## [Records provided]
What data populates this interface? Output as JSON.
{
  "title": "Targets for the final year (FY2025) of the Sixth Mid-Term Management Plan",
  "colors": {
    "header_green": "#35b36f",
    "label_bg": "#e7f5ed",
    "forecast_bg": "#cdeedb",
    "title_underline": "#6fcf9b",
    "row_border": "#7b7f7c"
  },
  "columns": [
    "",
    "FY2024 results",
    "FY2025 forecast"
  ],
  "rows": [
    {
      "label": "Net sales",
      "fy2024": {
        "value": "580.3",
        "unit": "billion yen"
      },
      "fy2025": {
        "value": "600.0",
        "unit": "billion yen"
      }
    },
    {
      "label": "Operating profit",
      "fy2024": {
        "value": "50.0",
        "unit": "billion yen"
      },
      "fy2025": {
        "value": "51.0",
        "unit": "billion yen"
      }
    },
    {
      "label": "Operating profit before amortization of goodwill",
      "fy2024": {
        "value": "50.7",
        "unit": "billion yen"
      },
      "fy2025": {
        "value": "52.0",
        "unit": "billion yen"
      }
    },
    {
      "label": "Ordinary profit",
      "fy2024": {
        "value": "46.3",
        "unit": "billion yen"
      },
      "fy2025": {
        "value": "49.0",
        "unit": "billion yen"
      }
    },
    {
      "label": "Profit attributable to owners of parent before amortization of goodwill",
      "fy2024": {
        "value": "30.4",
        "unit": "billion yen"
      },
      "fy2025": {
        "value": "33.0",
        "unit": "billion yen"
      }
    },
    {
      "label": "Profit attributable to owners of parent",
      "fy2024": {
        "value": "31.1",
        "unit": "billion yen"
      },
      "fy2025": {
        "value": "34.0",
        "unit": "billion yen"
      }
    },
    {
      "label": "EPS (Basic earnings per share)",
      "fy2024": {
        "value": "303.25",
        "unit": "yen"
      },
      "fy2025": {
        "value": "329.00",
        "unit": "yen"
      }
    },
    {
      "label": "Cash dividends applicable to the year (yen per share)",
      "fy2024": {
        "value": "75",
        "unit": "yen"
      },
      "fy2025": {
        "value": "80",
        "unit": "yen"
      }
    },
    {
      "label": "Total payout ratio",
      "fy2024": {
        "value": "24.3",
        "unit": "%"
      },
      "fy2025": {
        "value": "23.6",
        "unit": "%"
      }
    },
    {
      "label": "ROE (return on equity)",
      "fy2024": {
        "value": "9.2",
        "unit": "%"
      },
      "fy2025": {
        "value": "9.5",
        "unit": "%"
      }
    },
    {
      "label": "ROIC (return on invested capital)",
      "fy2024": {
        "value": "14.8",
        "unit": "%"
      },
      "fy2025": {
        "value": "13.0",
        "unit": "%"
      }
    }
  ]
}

## [Your task]
Reproduce the material precisely, including every line.

## [Exercise answer]
What data populates this interface? Output as JSON.
{
  "title": "Targets for the final year (FY2025) of the Sixth Mid-Term Management Plan",
  "colors": {
    "header_green": "#35b36f",
    "label_bg": "#e7f5ed",
    "forecast_bg": "#cdeedb",
    "title_underline": "#6fcf9b",
    "row_border": "#7b7f7c"
  },
  "columns": [
    "",
    "FY2024 results",
    "FY2025 forecast"
  ],
  "rows": [
    {
      "label": "Net sales",
      "fy2024": {
        "value": "580.3",
        "unit": "billion yen"
      },
      "fy2025": {
        "value": "600.0",
        "unit": "billion yen"
      }
    },
    {
      "label": "Operating profit",
      "fy2024": {
        "value": "50.0",
        "unit": "billion yen"
      },
      "fy2025": {
        "value": "51.0",
        "unit": "billion yen"
      }
    },
    {
      "label": "Operating profit before amortization of goodwill",
      "fy2024": {
        "value": "50.7",
        "unit": "billion yen"
      },
      "fy2025": {
        "value": "52.0",
        "unit": "billion yen"
      }
    },
    {
      "label": "Ordinary profit",
      "fy2024": {
        "value": "46.3",
        "unit": "billion yen"
      },
      "fy2025": {
        "value": "49.0",
        "unit": "billion yen"
      }
    },
    {
      "label": "Profit attributable to owners of parent before amortization of goodwill",
      "fy2024": {
        "value": "30.4",
        "unit": "billion yen"
      },
      "fy2025": {
        "value": "33.0",
        "unit": "billion yen"
      }
    },
    {
      "label": "Profit attributable to owners of parent",
      "fy2024": {
        "value": "31.1",
        "unit": "billion yen"
      },
      "fy2025": {
        "value": "34.0",
        "unit": "billion yen"
      }
    },
    {
      "label": "EPS (Basic earnings per share)",
      "fy2024": {
        "value": "303.25",
        "unit": "yen"
      },
      "fy2025": {
        "value": "329.00",
        "unit": "yen"
      }
    },
    {
      "label": "Cash dividends applicable to the year (yen per share)",
      "fy2024": {
        "value": "75",
        "unit": "yen"
      },
      "fy2025": {
        "value": "80",
        "unit": "yen"
      }
    },
    {
      "label": "Total payout ratio",
      "fy2024": {
        "value": "24.3",
        "unit": "%"
      },
      "fy2025": {
        "value": "23.6",
        "unit": "%"
      }
    },
    {
      "label": "ROE (return on equity)",
      "fy2024": {
        "value": "9.2",
        "unit": "%"
      },
      "fy2025": {
        "value": "9.5",
        "unit": "%"
      }
    },
    {
      "label": "ROIC (return on invested capital)",
      "fy2024": {
        "value": "14.8",
        "unit": "%"
      },
      "fy2025": {
        "value": "13.0",
        "unit": "%"
      }
    }
  ]
}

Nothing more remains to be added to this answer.